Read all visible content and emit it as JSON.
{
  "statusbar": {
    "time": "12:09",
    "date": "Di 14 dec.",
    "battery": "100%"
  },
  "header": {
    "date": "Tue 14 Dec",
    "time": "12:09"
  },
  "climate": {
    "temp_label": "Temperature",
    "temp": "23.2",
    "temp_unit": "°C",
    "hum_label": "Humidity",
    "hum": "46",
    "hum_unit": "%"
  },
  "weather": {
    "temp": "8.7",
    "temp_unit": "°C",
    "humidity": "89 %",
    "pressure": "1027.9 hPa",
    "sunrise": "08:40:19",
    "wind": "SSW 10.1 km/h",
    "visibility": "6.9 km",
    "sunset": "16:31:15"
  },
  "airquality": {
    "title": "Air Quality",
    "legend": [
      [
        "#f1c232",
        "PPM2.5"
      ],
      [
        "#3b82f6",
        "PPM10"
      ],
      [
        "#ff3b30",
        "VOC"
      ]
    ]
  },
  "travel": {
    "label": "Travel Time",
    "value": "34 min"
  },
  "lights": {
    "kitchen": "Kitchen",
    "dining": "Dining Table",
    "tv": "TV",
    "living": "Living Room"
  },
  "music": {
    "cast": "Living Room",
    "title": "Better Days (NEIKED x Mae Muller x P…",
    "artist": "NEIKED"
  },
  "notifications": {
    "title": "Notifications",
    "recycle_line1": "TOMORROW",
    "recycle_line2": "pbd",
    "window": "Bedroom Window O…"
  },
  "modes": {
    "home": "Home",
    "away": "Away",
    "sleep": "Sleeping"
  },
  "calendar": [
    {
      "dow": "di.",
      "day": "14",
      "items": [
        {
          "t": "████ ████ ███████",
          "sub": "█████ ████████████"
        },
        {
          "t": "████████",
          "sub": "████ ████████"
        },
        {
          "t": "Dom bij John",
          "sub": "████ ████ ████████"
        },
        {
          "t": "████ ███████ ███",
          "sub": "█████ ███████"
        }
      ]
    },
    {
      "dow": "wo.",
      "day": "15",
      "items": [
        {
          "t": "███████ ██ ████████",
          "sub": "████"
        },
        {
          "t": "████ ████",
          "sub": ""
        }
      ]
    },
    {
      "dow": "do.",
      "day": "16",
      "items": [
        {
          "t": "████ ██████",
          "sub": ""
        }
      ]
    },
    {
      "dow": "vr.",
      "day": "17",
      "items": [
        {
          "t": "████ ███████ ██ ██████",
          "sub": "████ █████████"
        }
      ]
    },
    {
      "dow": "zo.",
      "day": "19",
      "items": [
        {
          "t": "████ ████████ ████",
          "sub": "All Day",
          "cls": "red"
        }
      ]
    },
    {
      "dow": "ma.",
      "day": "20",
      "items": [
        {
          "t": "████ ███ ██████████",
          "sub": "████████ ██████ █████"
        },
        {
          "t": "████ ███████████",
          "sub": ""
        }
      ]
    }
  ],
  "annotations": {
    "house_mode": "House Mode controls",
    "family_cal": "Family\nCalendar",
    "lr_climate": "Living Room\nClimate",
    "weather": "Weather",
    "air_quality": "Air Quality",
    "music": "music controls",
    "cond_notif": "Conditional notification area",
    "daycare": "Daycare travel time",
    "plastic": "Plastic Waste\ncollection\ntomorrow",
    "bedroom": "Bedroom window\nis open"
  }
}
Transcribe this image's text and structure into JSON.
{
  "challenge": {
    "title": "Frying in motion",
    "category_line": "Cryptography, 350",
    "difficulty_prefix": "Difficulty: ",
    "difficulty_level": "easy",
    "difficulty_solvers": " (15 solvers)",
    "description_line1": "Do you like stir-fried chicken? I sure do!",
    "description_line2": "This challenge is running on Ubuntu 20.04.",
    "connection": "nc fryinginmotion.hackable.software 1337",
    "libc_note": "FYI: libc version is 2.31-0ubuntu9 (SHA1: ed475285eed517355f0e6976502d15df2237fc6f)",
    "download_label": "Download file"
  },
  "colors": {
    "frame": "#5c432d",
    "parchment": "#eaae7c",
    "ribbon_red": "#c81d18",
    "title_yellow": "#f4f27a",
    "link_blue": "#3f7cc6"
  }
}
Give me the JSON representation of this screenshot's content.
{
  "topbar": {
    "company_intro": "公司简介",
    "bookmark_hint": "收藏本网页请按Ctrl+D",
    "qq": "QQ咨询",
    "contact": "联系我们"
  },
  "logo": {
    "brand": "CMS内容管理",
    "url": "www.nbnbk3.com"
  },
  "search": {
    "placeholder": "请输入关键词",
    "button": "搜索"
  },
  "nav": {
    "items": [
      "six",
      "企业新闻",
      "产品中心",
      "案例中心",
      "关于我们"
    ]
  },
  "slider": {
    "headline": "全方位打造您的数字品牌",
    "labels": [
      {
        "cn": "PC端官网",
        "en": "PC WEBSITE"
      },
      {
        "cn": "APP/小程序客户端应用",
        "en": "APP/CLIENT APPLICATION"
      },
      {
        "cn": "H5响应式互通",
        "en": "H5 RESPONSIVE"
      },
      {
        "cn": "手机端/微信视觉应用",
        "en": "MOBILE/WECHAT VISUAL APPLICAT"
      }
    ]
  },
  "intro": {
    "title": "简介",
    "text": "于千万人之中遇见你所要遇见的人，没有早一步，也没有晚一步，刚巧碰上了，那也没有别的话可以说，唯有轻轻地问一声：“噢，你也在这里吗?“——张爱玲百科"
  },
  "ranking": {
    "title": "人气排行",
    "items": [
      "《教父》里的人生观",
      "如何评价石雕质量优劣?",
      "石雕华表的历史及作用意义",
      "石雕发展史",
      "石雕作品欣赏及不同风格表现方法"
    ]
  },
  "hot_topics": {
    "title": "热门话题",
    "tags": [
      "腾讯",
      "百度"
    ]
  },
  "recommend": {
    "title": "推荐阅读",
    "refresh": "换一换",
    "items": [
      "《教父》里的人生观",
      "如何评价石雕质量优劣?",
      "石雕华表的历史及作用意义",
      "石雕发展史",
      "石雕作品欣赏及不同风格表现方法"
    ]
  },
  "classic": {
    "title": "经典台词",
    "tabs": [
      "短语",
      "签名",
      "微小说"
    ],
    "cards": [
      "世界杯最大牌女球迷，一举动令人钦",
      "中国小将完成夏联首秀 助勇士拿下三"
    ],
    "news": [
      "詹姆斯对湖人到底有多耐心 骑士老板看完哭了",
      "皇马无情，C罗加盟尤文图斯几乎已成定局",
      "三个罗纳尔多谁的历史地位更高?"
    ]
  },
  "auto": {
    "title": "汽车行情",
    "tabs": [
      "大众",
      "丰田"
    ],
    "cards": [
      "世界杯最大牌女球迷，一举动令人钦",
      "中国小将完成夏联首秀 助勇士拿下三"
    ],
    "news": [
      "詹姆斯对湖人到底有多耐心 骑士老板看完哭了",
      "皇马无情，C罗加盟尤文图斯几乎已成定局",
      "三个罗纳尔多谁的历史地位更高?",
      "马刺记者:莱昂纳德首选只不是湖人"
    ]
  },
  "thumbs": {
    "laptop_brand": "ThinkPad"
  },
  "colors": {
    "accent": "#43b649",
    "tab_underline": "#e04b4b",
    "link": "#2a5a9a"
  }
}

→ Stated problem
Above are the records. Copy every line in them holding "Bedroom".

→ Correct answer
    "window": "Bedroom Window O…"
    "bedroom": "Bedroom window\nis open"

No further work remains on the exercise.